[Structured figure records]

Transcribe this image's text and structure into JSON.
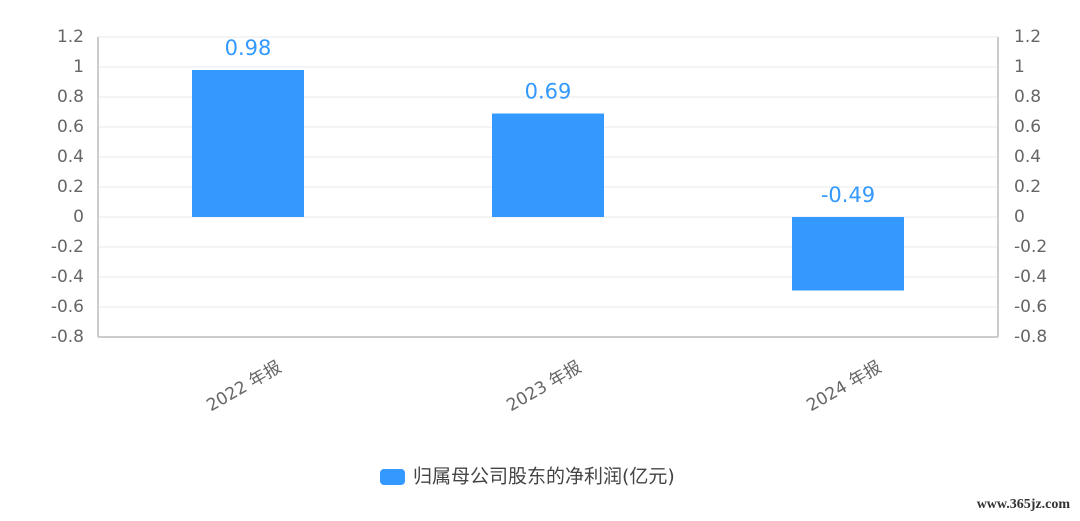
{
  "chart_data": {
    "type": "bar",
    "categories": [
      "2022 年报",
      "2023 年报",
      "2024 年报"
    ],
    "series": [
      {
        "name": "归属母公司股东的净利润(亿元)",
        "color": "#3399ff",
        "values": [
          0.98,
          0.69,
          -0.49
        ]
      }
    ],
    "ylim": [
      -0.8,
      1.2
    ],
    "yticks": [
      -0.8,
      -0.6,
      -0.4,
      -0.2,
      0,
      0.2,
      0.4,
      0.6,
      0.8,
      1,
      1.2
    ],
    "grid": true,
    "legend": "bottom",
    "watermark": "www.365jz.com"
  }
}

» **TASK DIRECTIONS**: Write out the entries again, exactly as given, skipping any images.

» **EXPECTED OUTPUT**:
Transcribe this image's text and structure into JSON.
{
  "chart_data": {
    "type": "bar",
    "categories": [
      "2022 年报",
      "2023 年报",
      "2024 年报"
    ],
    "series": [
      {
        "name": "归属母公司股东的净利润(亿元)",
        "color": "#3399ff",
        "values": [
          0.98,
          0.69,
          -0.49
        ]
      }
    ],
    "ylim": [
      -0.8,
      1.2
    ],
    "yticks": [
      -0.8,
      -0.6,
      -0.4,
      -0.2,
      0,
      0.2,
      0.4,
      0.6,
      0.8,
      1,
      1.2
    ],
    "grid": true,
    "legend": "bottom",
    "watermark": "www.365jz.com"
  }
}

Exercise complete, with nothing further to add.